▶ [Given problem] Print the data that follows exactly.

(Dataset items)
--- start ---

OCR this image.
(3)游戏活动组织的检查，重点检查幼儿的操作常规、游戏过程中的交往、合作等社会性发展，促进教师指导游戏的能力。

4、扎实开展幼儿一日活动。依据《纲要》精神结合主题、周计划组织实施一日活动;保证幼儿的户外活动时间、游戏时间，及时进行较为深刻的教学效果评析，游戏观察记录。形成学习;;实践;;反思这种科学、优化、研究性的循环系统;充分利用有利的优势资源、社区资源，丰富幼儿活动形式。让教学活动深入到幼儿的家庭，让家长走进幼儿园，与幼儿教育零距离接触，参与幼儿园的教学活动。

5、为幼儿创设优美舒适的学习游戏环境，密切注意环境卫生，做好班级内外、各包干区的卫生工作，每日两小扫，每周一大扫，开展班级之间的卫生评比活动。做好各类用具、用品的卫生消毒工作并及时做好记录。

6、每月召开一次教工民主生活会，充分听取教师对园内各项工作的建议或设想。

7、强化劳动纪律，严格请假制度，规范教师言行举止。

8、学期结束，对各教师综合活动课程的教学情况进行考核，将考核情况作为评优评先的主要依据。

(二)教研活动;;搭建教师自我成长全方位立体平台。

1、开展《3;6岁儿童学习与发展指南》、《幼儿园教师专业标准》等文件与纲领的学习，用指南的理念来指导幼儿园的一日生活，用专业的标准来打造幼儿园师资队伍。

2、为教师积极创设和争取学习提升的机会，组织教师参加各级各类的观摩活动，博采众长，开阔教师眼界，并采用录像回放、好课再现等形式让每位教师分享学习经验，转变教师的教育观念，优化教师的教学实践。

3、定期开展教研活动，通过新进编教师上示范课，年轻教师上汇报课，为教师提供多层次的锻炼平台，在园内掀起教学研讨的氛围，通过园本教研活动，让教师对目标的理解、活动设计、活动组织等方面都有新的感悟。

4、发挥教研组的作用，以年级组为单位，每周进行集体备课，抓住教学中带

--- end ---

▶ [Response to the task]
OCR this image.
(3)游戏活动组织的检查，重点检查幼儿的操作常规、游戏过程中的交往、合作等社会性发展，促进教师指导游戏的能力。

4、扎实开展幼儿一日活动。依据《纲要》精神结合主题、周计划组织实施一日活动;保证幼儿的户外活动时间、游戏时间，及时进行较为深刻的教学效果评析，游戏观察记录。形成学习;;实践;;反思这种科学、优化、研究性的循环系统;充分利用有利的优势资源、社区资源，丰富幼儿活动形式。让教学活动深入到幼儿的家庭，让家长走进幼儿园，与幼儿教育零距离接触，参与幼儿园的教学活动。

5、为幼儿创设优美舒适的学习游戏环境，密切注意环境卫生，做好班级内外、各包干区的卫生工作，每日两小扫，每周一大扫，开展班级之间的卫生评比活动。做好各类用具、用品的卫生消毒工作并及时做好记录。

6、每月召开一次教工民主生活会，充分听取教师对园内各项工作的建议或设想。

7、强化劳动纪律，严格请假制度，规范教师言行举止。

8、学期结束，对各教师综合活动课程的教学情况进行考核，将考核情况作为评优评先的主要依据。

(二)教研活动;;搭建教师自我成长全方位立体平台。

1、开展《3;6岁儿童学习与发展指南》、《幼儿园教师专业标准》等文件与纲领的学习，用指南的理念来指导幼儿园的一日生活，用专业的标准来打造幼儿园师资队伍。

2、为教师积极创设和争取学习提升的机会，组织教师参加各级各类的观摩活动，博采众长，开阔教师眼界，并采用录像回放、好课再现等形式让每位教师分享学习经验，转变教师的教育观念，优化教师的教学实践。

3、定期开展教研活动，通过新进编教师上示范课，年轻教师上汇报课，为教师提供多层次的锻炼平台，在园内掀起教学研讨的氛围，通过园本教研活动，让教师对目标的理解、活动设计、活动组织等方面都有新的感悟。

4、发挥教研组的作用，以年级组为单位，每周进行集体备课，抓住教学中带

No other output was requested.